[Raw records]
START

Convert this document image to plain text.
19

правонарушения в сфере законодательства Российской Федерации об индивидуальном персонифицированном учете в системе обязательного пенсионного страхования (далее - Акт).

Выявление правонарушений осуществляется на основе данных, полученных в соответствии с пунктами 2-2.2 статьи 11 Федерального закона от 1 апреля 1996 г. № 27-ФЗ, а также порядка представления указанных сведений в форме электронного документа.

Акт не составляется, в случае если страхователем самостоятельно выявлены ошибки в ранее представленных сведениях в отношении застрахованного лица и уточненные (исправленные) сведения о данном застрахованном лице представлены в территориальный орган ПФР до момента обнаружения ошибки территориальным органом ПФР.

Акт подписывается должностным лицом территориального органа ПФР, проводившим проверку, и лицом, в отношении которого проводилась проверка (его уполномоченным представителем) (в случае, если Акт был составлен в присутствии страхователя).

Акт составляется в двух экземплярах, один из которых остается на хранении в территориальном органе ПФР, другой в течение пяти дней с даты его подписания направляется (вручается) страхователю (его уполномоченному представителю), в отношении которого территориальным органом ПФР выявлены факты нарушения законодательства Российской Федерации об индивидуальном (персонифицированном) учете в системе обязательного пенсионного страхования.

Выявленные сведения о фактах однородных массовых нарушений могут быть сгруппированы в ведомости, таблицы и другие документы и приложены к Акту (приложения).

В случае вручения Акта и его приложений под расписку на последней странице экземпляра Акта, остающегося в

END

§ Required task: Copy every line above in which the string "индивидуальном" shows up.

§ Solution for this exercise:
правонарушения в сфере законодательства Российской Федерации об индивидуальном персонифицированном учете в системе обязательного пенсионного страхования (далее - Акт).
Акт составляется в двух экземплярах, один из которых остается на хранении в территориальном органе ПФР, другой в течение пяти дней с даты его подписания направляется (вручается) страхователю (его уполномоченному представителю), в отношении которого территориальным органом ПФР выявлены факты нарушения законодательства Российской Федерации об индивидуальном (персонифицированном) учете в системе обязательного пенсионного страхования.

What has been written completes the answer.